- GIVEN DATA:
○ ○ ○
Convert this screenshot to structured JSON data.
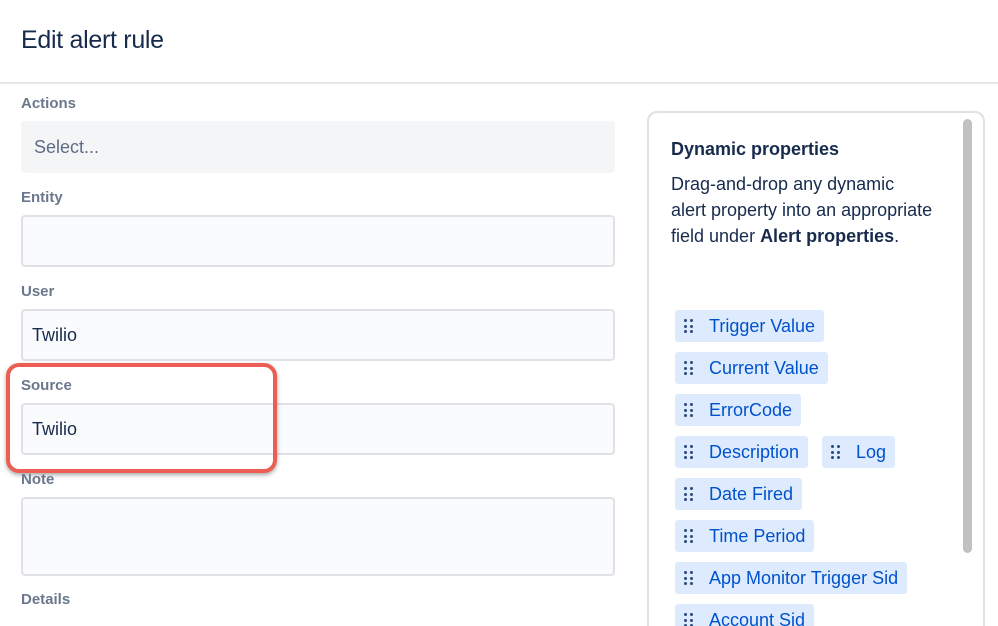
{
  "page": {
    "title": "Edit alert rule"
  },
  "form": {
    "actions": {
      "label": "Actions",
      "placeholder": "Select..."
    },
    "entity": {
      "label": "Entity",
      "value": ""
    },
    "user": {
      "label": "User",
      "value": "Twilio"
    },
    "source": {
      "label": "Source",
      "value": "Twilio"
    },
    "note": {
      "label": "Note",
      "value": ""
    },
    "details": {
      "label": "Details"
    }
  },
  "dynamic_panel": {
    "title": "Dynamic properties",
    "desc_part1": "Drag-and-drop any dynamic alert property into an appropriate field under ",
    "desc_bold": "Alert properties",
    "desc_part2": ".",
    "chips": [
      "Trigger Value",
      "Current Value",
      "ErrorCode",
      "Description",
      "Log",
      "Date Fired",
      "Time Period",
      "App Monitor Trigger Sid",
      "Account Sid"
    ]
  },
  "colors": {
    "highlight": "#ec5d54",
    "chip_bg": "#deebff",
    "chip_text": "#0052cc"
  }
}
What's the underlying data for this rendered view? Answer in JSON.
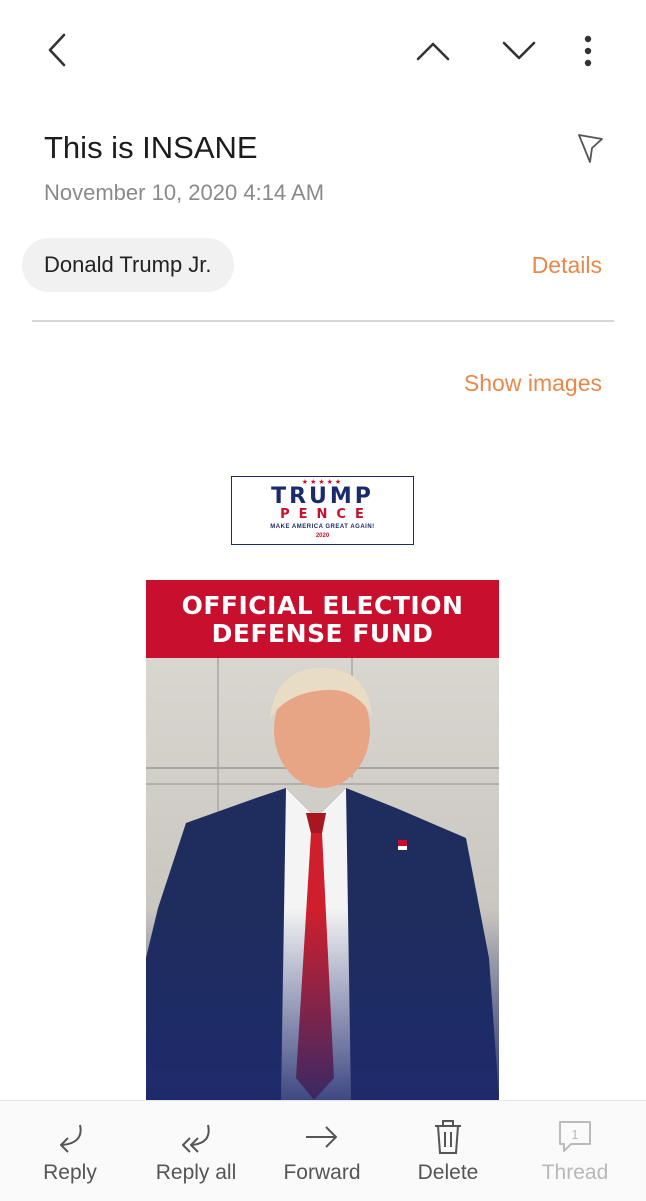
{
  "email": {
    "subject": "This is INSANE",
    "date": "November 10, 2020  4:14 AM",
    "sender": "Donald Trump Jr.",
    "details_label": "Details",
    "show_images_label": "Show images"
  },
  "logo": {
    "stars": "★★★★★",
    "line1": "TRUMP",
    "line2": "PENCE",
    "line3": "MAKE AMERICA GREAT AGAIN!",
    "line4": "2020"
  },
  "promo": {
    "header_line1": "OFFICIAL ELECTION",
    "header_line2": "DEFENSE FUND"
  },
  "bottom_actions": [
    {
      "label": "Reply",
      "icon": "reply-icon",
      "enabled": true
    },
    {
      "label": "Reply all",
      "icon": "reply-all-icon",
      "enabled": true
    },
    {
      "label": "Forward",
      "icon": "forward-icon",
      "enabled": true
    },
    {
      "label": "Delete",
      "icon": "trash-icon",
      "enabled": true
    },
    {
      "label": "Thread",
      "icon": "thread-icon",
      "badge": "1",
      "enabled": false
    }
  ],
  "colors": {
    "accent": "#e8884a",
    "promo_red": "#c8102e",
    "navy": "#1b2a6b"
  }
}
○ ○ ○
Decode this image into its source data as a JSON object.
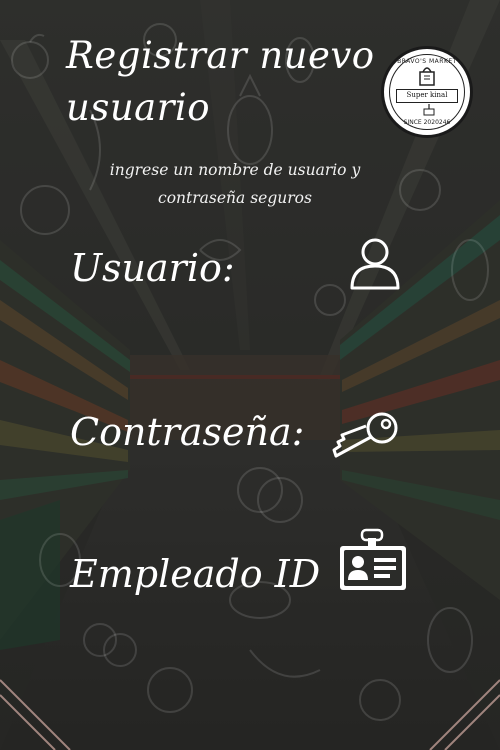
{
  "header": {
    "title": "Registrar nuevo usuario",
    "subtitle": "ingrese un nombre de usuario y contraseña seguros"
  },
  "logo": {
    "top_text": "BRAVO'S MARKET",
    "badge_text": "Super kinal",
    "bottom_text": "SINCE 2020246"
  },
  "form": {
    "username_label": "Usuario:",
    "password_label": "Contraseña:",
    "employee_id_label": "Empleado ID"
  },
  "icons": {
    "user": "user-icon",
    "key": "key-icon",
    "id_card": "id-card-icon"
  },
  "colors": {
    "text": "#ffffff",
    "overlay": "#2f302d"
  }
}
○ ○ ○
- PROBLEM DETAILS:
Extract every line that has the string "JSON" in it.

- RESULT OF THIS EXERCISE:
Convert this screenshot to structured JSON data.
What's the underlying data for this rendered view? Answer in JSON.
Decode this image into its source data as a JSON object.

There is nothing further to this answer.